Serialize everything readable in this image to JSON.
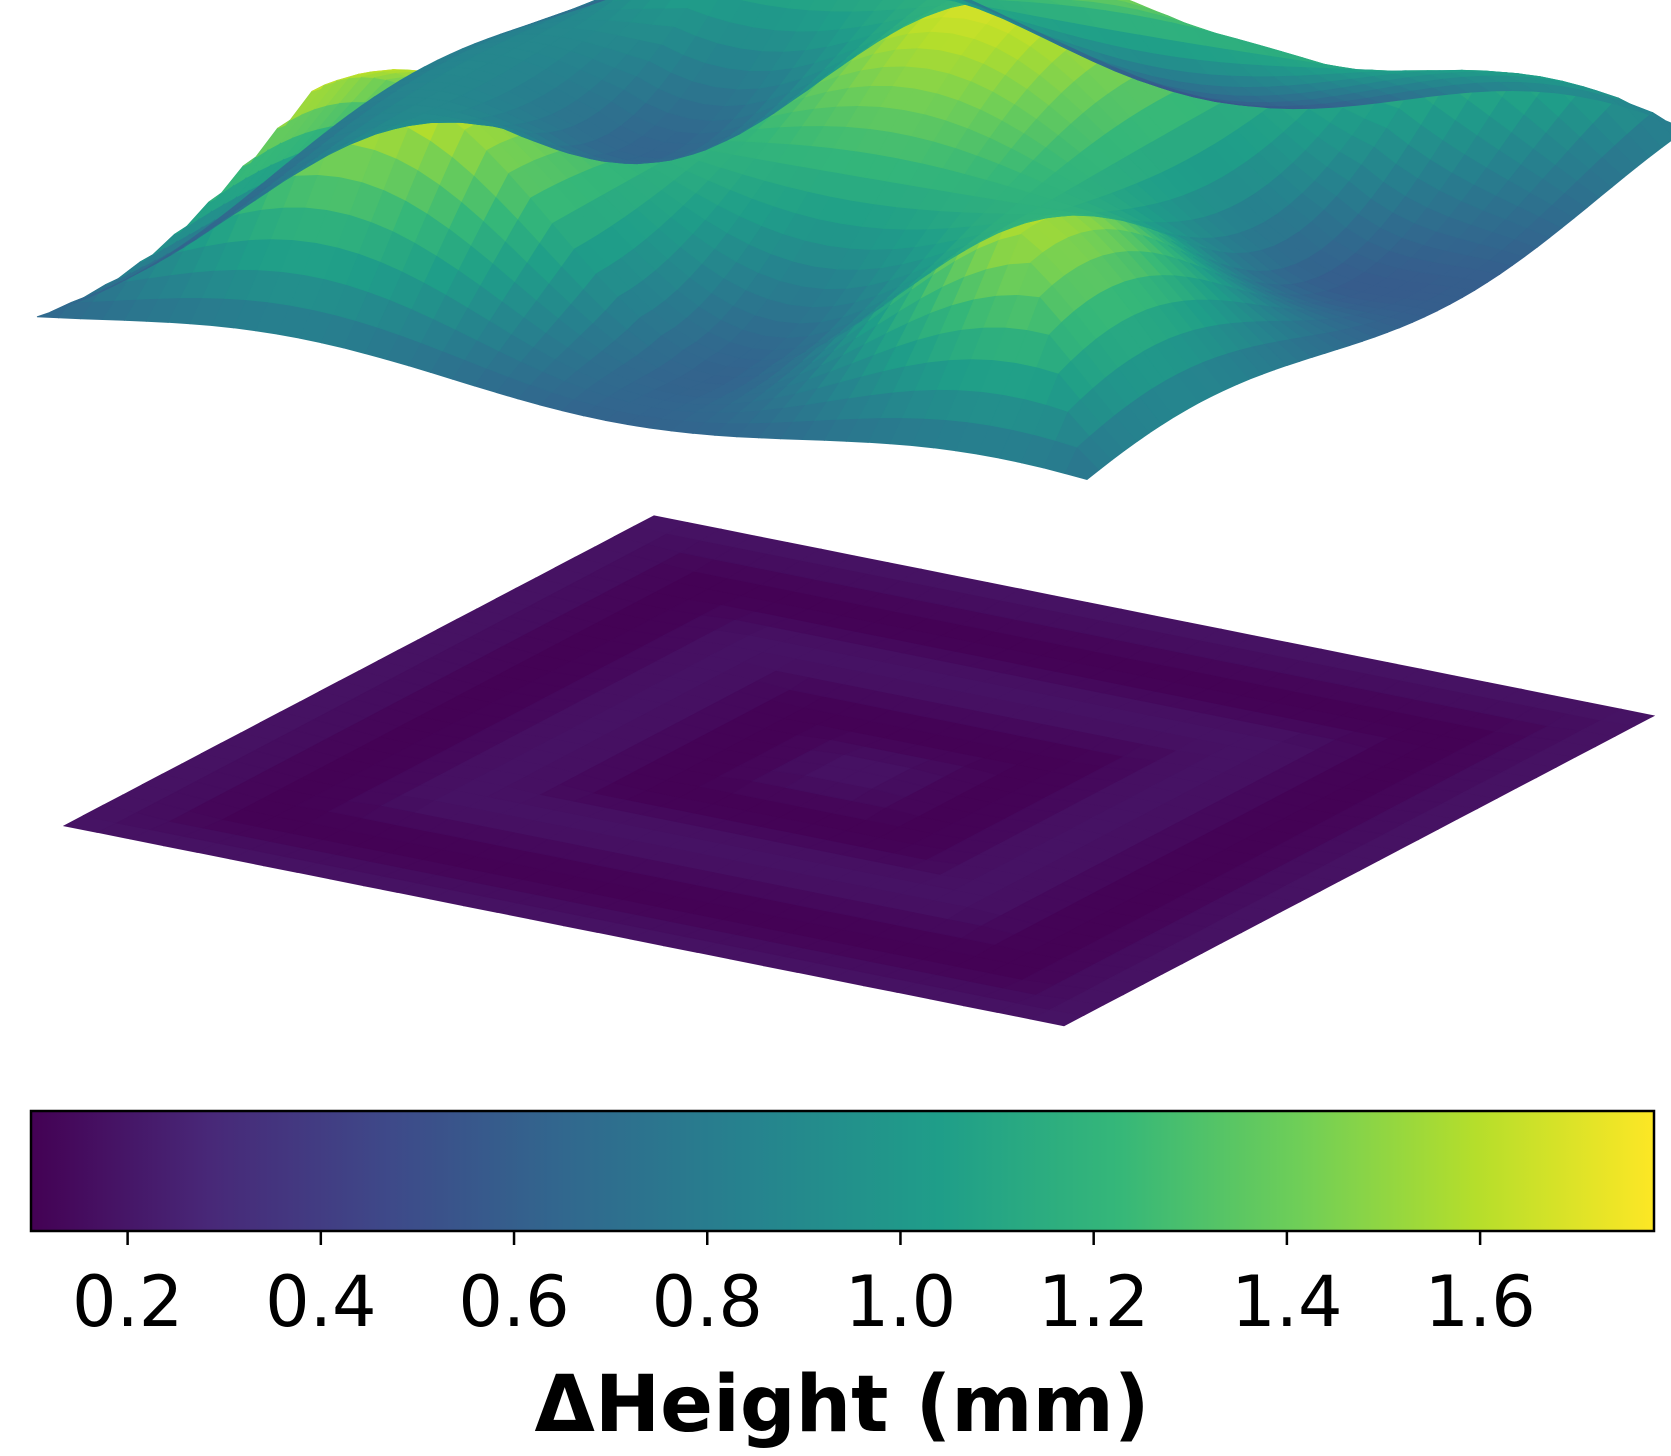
{
  "chart_data": {
    "type": "surface3d",
    "colormap": "viridis",
    "colorbar": {
      "label": "ΔHeight (mm)",
      "range": [
        0.1,
        1.78
      ],
      "ticks": [
        0.2,
        0.4,
        0.6,
        0.8,
        1.0,
        1.2,
        1.4,
        1.6
      ],
      "tick_labels": [
        "0.2",
        "0.4",
        "0.6",
        "0.8",
        "1.0",
        "1.2",
        "1.4",
        "1.6"
      ],
      "orientation": "horizontal",
      "placement": "bottom"
    },
    "surfaces": [
      {
        "position": "upper",
        "value_range": [
          0.45,
          1.7
        ],
        "pattern": "sinusoidal ridges"
      },
      {
        "position": "lower",
        "value_range": [
          0.1,
          0.35
        ],
        "pattern": "nearly flat"
      }
    ]
  },
  "colors": {
    "viridis_stops": [
      "#440154",
      "#482878",
      "#3e4989",
      "#31688e",
      "#26828e",
      "#1f9e89",
      "#35b779",
      "#6ece58",
      "#b5de2b",
      "#fde725"
    ]
  }
}
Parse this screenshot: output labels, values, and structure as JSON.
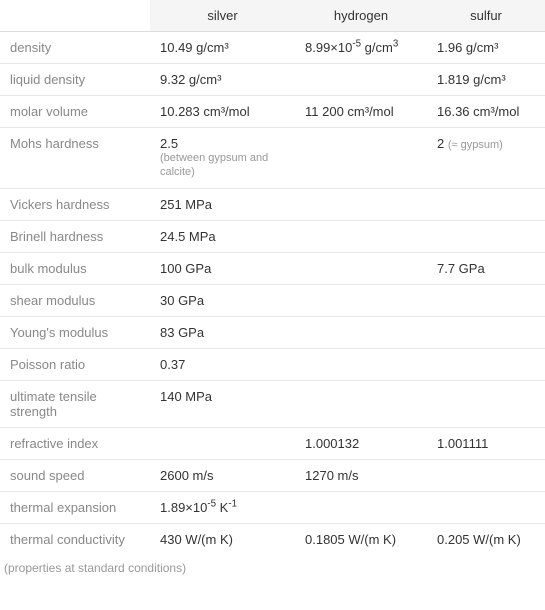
{
  "columns": [
    "silver",
    "hydrogen",
    "sulfur"
  ],
  "rows": [
    {
      "label": "density",
      "silver": "10.49 g/cm³",
      "hydrogen_html": "8.99×10<sup>-5</sup> g/cm<sup>3</sup>",
      "sulfur": "1.96 g/cm³"
    },
    {
      "label": "liquid density",
      "silver": "9.32 g/cm³",
      "hydrogen": "",
      "sulfur": "1.819 g/cm³"
    },
    {
      "label": "molar volume",
      "silver": "10.283 cm³/mol",
      "hydrogen": "11 200 cm³/mol",
      "sulfur": "16.36 cm³/mol"
    },
    {
      "label": "Mohs hardness",
      "silver": "2.5",
      "silver_sub": "(between gypsum and calcite)",
      "hydrogen": "",
      "sulfur_html": "2 <span class=\"sub\" style=\"display:inline\">(≈ gypsum)</span>"
    },
    {
      "label": "Vickers hardness",
      "silver": "251 MPa",
      "hydrogen": "",
      "sulfur": ""
    },
    {
      "label": "Brinell hardness",
      "silver": "24.5 MPa",
      "hydrogen": "",
      "sulfur": ""
    },
    {
      "label": "bulk modulus",
      "silver": "100 GPa",
      "hydrogen": "",
      "sulfur": "7.7 GPa"
    },
    {
      "label": "shear modulus",
      "silver": "30 GPa",
      "hydrogen": "",
      "sulfur": ""
    },
    {
      "label": "Young's modulus",
      "silver": "83 GPa",
      "hydrogen": "",
      "sulfur": ""
    },
    {
      "label": "Poisson ratio",
      "silver": "0.37",
      "hydrogen": "",
      "sulfur": ""
    },
    {
      "label": "ultimate tensile strength",
      "silver": "140 MPa",
      "hydrogen": "",
      "sulfur": ""
    },
    {
      "label": "refractive index",
      "silver": "",
      "hydrogen": "1.000132",
      "sulfur": "1.001111"
    },
    {
      "label": "sound speed",
      "silver": "2600 m/s",
      "hydrogen": "1270 m/s",
      "sulfur": ""
    },
    {
      "label": "thermal expansion",
      "silver_html": "1.89×10<sup>-5</sup> K<sup>-1</sup>",
      "hydrogen": "",
      "sulfur": ""
    },
    {
      "label": "thermal conductivity",
      "silver": "430 W/(m K)",
      "hydrogen": "0.1805 W/(m K)",
      "sulfur": "0.205 W/(m K)"
    }
  ],
  "footnote": "(properties at standard conditions)",
  "style": {
    "header_bg": "#f5f5f5",
    "row_border": "#e8e8e8",
    "label_color": "#888888",
    "value_color": "#333333",
    "sub_color": "#999999",
    "font_size_main": 13,
    "font_size_sub": 11,
    "font_size_footnote": 12
  }
}
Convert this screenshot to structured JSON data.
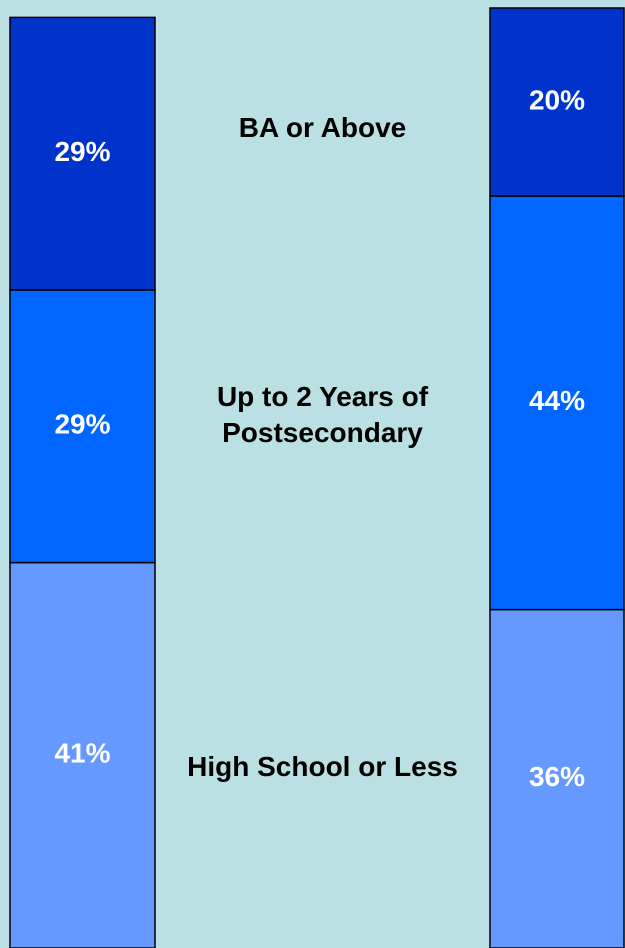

What you will do: Search the lines for the string "pattern" and copy every line that has it.

Reply to the exercise:
        "pattern": "sinusoidal ridges"
        "pattern": "nearly flat"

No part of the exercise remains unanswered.